Output the full listing below exactly as it reads, and skip anything that is a picture.

──────── TASK INPUTS ────────

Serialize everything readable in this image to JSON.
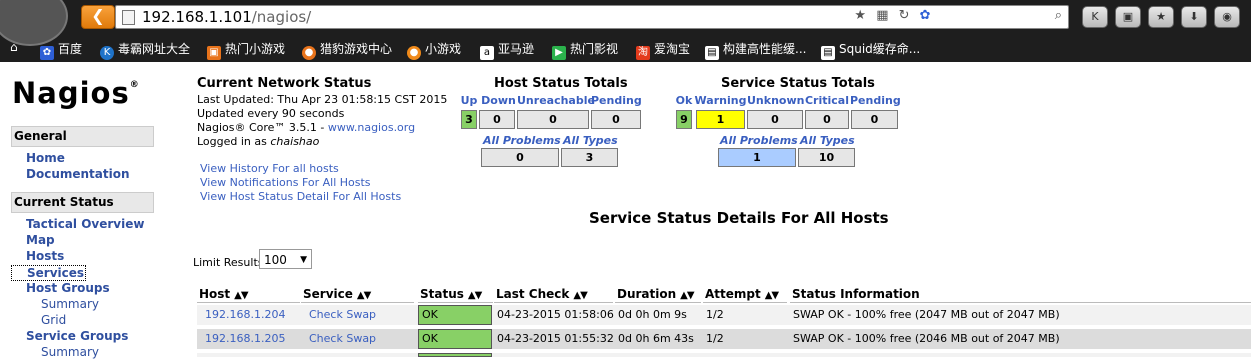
{
  "browser": {
    "url_host": "192.168.1.101",
    "url_path": "/nagios/",
    "bookmarks": [
      {
        "label": "百度",
        "icon": "paw-icon",
        "color": "#2e5fd6"
      },
      {
        "label": "毒霸网址大全",
        "icon": "k-icon",
        "color": "#1f73c9"
      },
      {
        "label": "热门小游戏",
        "icon": "game-icon",
        "color": "#e8731b"
      },
      {
        "label": "猎豹游戏中心",
        "icon": "cheetah-icon",
        "color": "#e8731b"
      },
      {
        "label": "小游戏",
        "icon": "orange-icon",
        "color": "#f08a1a"
      },
      {
        "label": "亚马逊",
        "icon": "amazon-icon",
        "color": "#ffffff"
      },
      {
        "label": "热门影视",
        "icon": "play-icon",
        "color": "#2bb24c"
      },
      {
        "label": "爱淘宝",
        "icon": "taobao-icon",
        "color": "#e43b1c"
      },
      {
        "label": "构建高性能缓...",
        "icon": "page-icon",
        "color": "#ffffff"
      },
      {
        "label": "Squid缓存命...",
        "icon": "page-icon",
        "color": "#ffffff"
      }
    ]
  },
  "sidebar": {
    "logo": "Nagios",
    "logo_mark": "®",
    "general_heading": "General",
    "home": "Home",
    "documentation": "Documentation",
    "current_status_heading": "Current Status",
    "tactical_overview": "Tactical Overview",
    "map": "Map",
    "hosts": "Hosts",
    "services": "Services",
    "host_groups": "Host Groups",
    "host_groups_summary": "Summary",
    "host_groups_grid": "Grid",
    "service_groups": "Service Groups",
    "service_groups_summary": "Summary"
  },
  "network_status": {
    "title": "Current Network Status",
    "last_updated": "Last Updated: Thu Apr 23 01:58:15 CST 2015",
    "update_interval": "Updated every 90 seconds",
    "core_prefix": "Nagios® Core™ 3.5.1 - ",
    "core_link": "www.nagios.org",
    "logged_in_prefix": "Logged in as ",
    "logged_in_user": "chaishao",
    "links": [
      "View History For all hosts",
      "View Notifications For All Hosts",
      "View Host Status Detail For All Hosts"
    ]
  },
  "host_totals": {
    "title": "Host Status Totals",
    "headers": [
      "Up",
      "Down",
      "Unreachable",
      "Pending"
    ],
    "values": [
      "3",
      "0",
      "0",
      "0"
    ],
    "all_problems_label": "All Problems",
    "all_types_label": "All Types",
    "all_problems": "0",
    "all_types": "3"
  },
  "service_totals": {
    "title": "Service Status Totals",
    "headers": [
      "Ok",
      "Warning",
      "Unknown",
      "Critical",
      "Pending"
    ],
    "values": [
      "9",
      "1",
      "0",
      "0",
      "0"
    ],
    "all_problems_label": "All Problems",
    "all_types_label": "All Types",
    "all_problems": "1",
    "all_types": "10"
  },
  "colors": {
    "ok_green": "#88d066",
    "warning_yellow": "#ffff00",
    "problem_blue": "#aaccff",
    "link_blue": "#3a5fc0"
  },
  "details": {
    "title": "Service Status Details For All Hosts",
    "limit_label": "Limit Results:",
    "limit_value": "100",
    "columns": [
      "Host",
      "Service",
      "Status",
      "Last Check",
      "Duration",
      "Attempt",
      "Status Information"
    ],
    "rows": [
      {
        "host": "192.168.1.204",
        "service": "Check Swap",
        "status": "OK",
        "last_check": "04-23-2015 01:58:06",
        "duration": "0d 0h 0m 9s",
        "attempt": "1/2",
        "info": "SWAP OK - 100% free (2047 MB out of 2047 MB)"
      },
      {
        "host": "192.168.1.205",
        "service": "Check Swap",
        "status": "OK",
        "last_check": "04-23-2015 01:55:32",
        "duration": "0d 0h 6m 43s",
        "attempt": "1/2",
        "info": "SWAP OK - 100% free (2046 MB out of 2047 MB)"
      }
    ]
  }
}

────────

[SOLUTION TO THIS PROBLEM]
Serialize everything readable in this image to JSON.
{
  "browser": {
    "url_host": "192.168.1.101",
    "url_path": "/nagios/",
    "bookmarks": [
      {
        "label": "百度",
        "icon": "paw-icon",
        "color": "#2e5fd6"
      },
      {
        "label": "毒霸网址大全",
        "icon": "k-icon",
        "color": "#1f73c9"
      },
      {
        "label": "热门小游戏",
        "icon": "game-icon",
        "color": "#e8731b"
      },
      {
        "label": "猎豹游戏中心",
        "icon": "cheetah-icon",
        "color": "#e8731b"
      },
      {
        "label": "小游戏",
        "icon": "orange-icon",
        "color": "#f08a1a"
      },
      {
        "label": "亚马逊",
        "icon": "amazon-icon",
        "color": "#ffffff"
      },
      {
        "label": "热门影视",
        "icon": "play-icon",
        "color": "#2bb24c"
      },
      {
        "label": "爱淘宝",
        "icon": "taobao-icon",
        "color": "#e43b1c"
      },
      {
        "label": "构建高性能缓...",
        "icon": "page-icon",
        "color": "#ffffff"
      },
      {
        "label": "Squid缓存命...",
        "icon": "page-icon",
        "color": "#ffffff"
      }
    ]
  },
  "sidebar": {
    "logo": "Nagios",
    "logo_mark": "®",
    "general_heading": "General",
    "home": "Home",
    "documentation": "Documentation",
    "current_status_heading": "Current Status",
    "tactical_overview": "Tactical Overview",
    "map": "Map",
    "hosts": "Hosts",
    "services": "Services",
    "host_groups": "Host Groups",
    "host_groups_summary": "Summary",
    "host_groups_grid": "Grid",
    "service_groups": "Service Groups",
    "service_groups_summary": "Summary"
  },
  "network_status": {
    "title": "Current Network Status",
    "last_updated": "Last Updated: Thu Apr 23 01:58:15 CST 2015",
    "update_interval": "Updated every 90 seconds",
    "core_prefix": "Nagios® Core™ 3.5.1 - ",
    "core_link": "www.nagios.org",
    "logged_in_prefix": "Logged in as ",
    "logged_in_user": "chaishao",
    "links": [
      "View History For all hosts",
      "View Notifications For All Hosts",
      "View Host Status Detail For All Hosts"
    ]
  },
  "host_totals": {
    "title": "Host Status Totals",
    "headers": [
      "Up",
      "Down",
      "Unreachable",
      "Pending"
    ],
    "values": [
      "3",
      "0",
      "0",
      "0"
    ],
    "all_problems_label": "All Problems",
    "all_types_label": "All Types",
    "all_problems": "0",
    "all_types": "3"
  },
  "service_totals": {
    "title": "Service Status Totals",
    "headers": [
      "Ok",
      "Warning",
      "Unknown",
      "Critical",
      "Pending"
    ],
    "values": [
      "9",
      "1",
      "0",
      "0",
      "0"
    ],
    "all_problems_label": "All Problems",
    "all_types_label": "All Types",
    "all_problems": "1",
    "all_types": "10"
  },
  "colors": {
    "ok_green": "#88d066",
    "warning_yellow": "#ffff00",
    "problem_blue": "#aaccff",
    "link_blue": "#3a5fc0"
  },
  "details": {
    "title": "Service Status Details For All Hosts",
    "limit_label": "Limit Results:",
    "limit_value": "100",
    "columns": [
      "Host",
      "Service",
      "Status",
      "Last Check",
      "Duration",
      "Attempt",
      "Status Information"
    ],
    "rows": [
      {
        "host": "192.168.1.204",
        "service": "Check Swap",
        "status": "OK",
        "last_check": "04-23-2015 01:58:06",
        "duration": "0d 0h 0m 9s",
        "attempt": "1/2",
        "info": "SWAP OK - 100% free (2047 MB out of 2047 MB)"
      },
      {
        "host": "192.168.1.205",
        "service": "Check Swap",
        "status": "OK",
        "last_check": "04-23-2015 01:55:32",
        "duration": "0d 0h 6m 43s",
        "attempt": "1/2",
        "info": "SWAP OK - 100% free (2046 MB out of 2047 MB)"
      }
    ]
  }
}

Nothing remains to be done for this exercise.